>> BEGIN
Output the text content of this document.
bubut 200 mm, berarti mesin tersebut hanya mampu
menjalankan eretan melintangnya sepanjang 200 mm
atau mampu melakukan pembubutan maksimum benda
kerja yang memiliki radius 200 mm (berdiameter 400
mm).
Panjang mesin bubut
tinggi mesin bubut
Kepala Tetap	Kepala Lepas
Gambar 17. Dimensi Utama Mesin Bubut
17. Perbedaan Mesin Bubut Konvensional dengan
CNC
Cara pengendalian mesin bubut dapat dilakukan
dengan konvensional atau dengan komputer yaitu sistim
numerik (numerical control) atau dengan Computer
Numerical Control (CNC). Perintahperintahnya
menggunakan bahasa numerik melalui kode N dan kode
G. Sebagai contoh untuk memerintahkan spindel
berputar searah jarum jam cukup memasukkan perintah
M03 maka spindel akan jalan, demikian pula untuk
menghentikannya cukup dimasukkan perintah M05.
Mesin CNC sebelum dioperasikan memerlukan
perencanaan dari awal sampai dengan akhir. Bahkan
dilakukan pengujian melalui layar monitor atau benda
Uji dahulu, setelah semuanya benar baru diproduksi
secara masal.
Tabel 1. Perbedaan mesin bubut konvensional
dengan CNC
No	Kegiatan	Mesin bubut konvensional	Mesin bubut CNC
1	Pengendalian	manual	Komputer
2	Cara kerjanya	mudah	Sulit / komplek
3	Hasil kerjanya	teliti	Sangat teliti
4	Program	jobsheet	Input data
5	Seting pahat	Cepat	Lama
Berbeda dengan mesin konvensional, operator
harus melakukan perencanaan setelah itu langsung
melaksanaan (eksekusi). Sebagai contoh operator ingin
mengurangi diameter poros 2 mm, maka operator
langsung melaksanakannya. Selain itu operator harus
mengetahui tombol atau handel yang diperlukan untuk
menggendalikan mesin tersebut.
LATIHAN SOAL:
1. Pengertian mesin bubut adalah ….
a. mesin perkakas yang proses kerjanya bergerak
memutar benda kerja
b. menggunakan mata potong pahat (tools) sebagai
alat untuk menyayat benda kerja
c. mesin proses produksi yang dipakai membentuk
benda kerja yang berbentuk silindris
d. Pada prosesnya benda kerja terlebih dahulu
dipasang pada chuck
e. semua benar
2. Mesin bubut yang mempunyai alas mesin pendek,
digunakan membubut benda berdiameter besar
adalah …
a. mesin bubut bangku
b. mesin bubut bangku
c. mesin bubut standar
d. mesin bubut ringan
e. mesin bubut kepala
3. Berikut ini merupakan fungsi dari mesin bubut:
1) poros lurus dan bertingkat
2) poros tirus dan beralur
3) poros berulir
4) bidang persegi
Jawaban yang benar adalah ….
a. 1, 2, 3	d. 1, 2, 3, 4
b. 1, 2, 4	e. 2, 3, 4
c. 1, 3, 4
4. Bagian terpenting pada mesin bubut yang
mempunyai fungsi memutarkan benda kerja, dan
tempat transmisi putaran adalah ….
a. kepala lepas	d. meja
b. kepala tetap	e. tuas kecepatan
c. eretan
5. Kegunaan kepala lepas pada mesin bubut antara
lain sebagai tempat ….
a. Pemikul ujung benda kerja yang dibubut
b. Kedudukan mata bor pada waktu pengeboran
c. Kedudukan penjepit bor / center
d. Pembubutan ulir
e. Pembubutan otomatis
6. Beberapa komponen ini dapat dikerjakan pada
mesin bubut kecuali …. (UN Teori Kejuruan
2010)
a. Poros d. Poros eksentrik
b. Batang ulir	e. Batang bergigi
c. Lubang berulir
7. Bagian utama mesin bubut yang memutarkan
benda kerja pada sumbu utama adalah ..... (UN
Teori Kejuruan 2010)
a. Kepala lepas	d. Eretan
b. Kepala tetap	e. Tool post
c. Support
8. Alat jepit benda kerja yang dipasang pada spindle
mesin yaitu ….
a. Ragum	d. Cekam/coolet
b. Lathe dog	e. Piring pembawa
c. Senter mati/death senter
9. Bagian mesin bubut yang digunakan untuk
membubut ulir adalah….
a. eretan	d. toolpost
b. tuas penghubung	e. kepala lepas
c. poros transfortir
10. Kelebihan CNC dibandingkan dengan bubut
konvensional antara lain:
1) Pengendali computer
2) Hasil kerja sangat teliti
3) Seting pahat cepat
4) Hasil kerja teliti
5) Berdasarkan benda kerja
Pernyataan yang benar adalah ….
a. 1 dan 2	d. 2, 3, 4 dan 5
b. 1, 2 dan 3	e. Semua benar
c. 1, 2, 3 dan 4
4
>> END
# What is asked
Give a word-for-word copy of the records.

# Response to the task
Output the text content of this document.
bubut 200 mm, berarti mesin tersebut hanya mampu
menjalankan eretan melintangnya sepanjang 200 mm
atau mampu melakukan pembubutan maksimum benda
kerja yang memiliki radius 200 mm (berdiameter 400
mm).
Panjang mesin bubut
tinggi mesin bubut
Kepala Tetap	Kepala Lepas
Gambar 17. Dimensi Utama Mesin Bubut
17. Perbedaan Mesin Bubut Konvensional dengan
CNC
Cara pengendalian mesin bubut dapat dilakukan
dengan konvensional atau dengan komputer yaitu sistim
numerik (numerical control) atau dengan Computer
Numerical Control (CNC). Perintahperintahnya
menggunakan bahasa numerik melalui kode N dan kode
G. Sebagai contoh untuk memerintahkan spindel
berputar searah jarum jam cukup memasukkan perintah
M03 maka spindel akan jalan, demikian pula untuk
menghentikannya cukup dimasukkan perintah M05.
Mesin CNC sebelum dioperasikan memerlukan
perencanaan dari awal sampai dengan akhir. Bahkan
dilakukan pengujian melalui layar monitor atau benda
Uji dahulu, setelah semuanya benar baru diproduksi
secara masal.
Tabel 1. Perbedaan mesin bubut konvensional
dengan CNC
No	Kegiatan	Mesin bubut konvensional	Mesin bubut CNC
1	Pengendalian	manual	Komputer
2	Cara kerjanya	mudah	Sulit / komplek
3	Hasil kerjanya	teliti	Sangat teliti
4	Program	jobsheet	Input data
5	Seting pahat	Cepat	Lama
Berbeda dengan mesin konvensional, operator
harus melakukan perencanaan setelah itu langsung
melaksanaan (eksekusi). Sebagai contoh operator ingin
mengurangi diameter poros 2 mm, maka operator
langsung melaksanakannya. Selain itu operator harus
mengetahui tombol atau handel yang diperlukan untuk
menggendalikan mesin tersebut.
LATIHAN SOAL:
1. Pengertian mesin bubut adalah ….
a. mesin perkakas yang proses kerjanya bergerak
memutar benda kerja
b. menggunakan mata potong pahat (tools) sebagai
alat untuk menyayat benda kerja
c. mesin proses produksi yang dipakai membentuk
benda kerja yang berbentuk silindris
d. Pada prosesnya benda kerja terlebih dahulu
dipasang pada chuck
e. semua benar
2. Mesin bubut yang mempunyai alas mesin pendek,
digunakan membubut benda berdiameter besar
adalah …
a. mesin bubut bangku
b. mesin bubut bangku
c. mesin bubut standar
d. mesin bubut ringan
e. mesin bubut kepala
3. Berikut ini merupakan fungsi dari mesin bubut:
1) poros lurus dan bertingkat
2) poros tirus dan beralur
3) poros berulir
4) bidang persegi
Jawaban yang benar adalah ….
a. 1, 2, 3	d. 1, 2, 3, 4
b. 1, 2, 4	e. 2, 3, 4
c. 1, 3, 4
4. Bagian terpenting pada mesin bubut yang
mempunyai fungsi memutarkan benda kerja, dan
tempat transmisi putaran adalah ….
a. kepala lepas	d. meja
b. kepala tetap	e. tuas kecepatan
c. eretan
5. Kegunaan kepala lepas pada mesin bubut antara
lain sebagai tempat ….
a. Pemikul ujung benda kerja yang dibubut
b. Kedudukan mata bor pada waktu pengeboran
c. Kedudukan penjepit bor / center
d. Pembubutan ulir
e. Pembubutan otomatis
6. Beberapa komponen ini dapat dikerjakan pada
mesin bubut kecuali …. (UN Teori Kejuruan
2010)
a. Poros d. Poros eksentrik
b. Batang ulir	e. Batang bergigi
c. Lubang berulir
7. Bagian utama mesin bubut yang memutarkan
benda kerja pada sumbu utama adalah ..... (UN
Teori Kejuruan 2010)
a. Kepala lepas	d. Eretan
b. Kepala tetap	e. Tool post
c. Support
8. Alat jepit benda kerja yang dipasang pada spindle
mesin yaitu ….
a. Ragum	d. Cekam/coolet
b. Lathe dog	e. Piring pembawa
c. Senter mati/death senter
9. Bagian mesin bubut yang digunakan untuk
membubut ulir adalah….
a. eretan	d. toolpost
b. tuas penghubung	e. kepala lepas
c. poros transfortir
10. Kelebihan CNC dibandingkan dengan bubut
konvensional antara lain:
1) Pengendali computer
2) Hasil kerja sangat teliti
3) Seting pahat cepat
4) Hasil kerja teliti
5) Berdasarkan benda kerja
Pernyataan yang benar adalah ….
a. 1 dan 2	d. 2, 3, 4 dan 5
b. 1, 2 dan 3	e. Semua benar
c. 1, 2, 3 dan 4
4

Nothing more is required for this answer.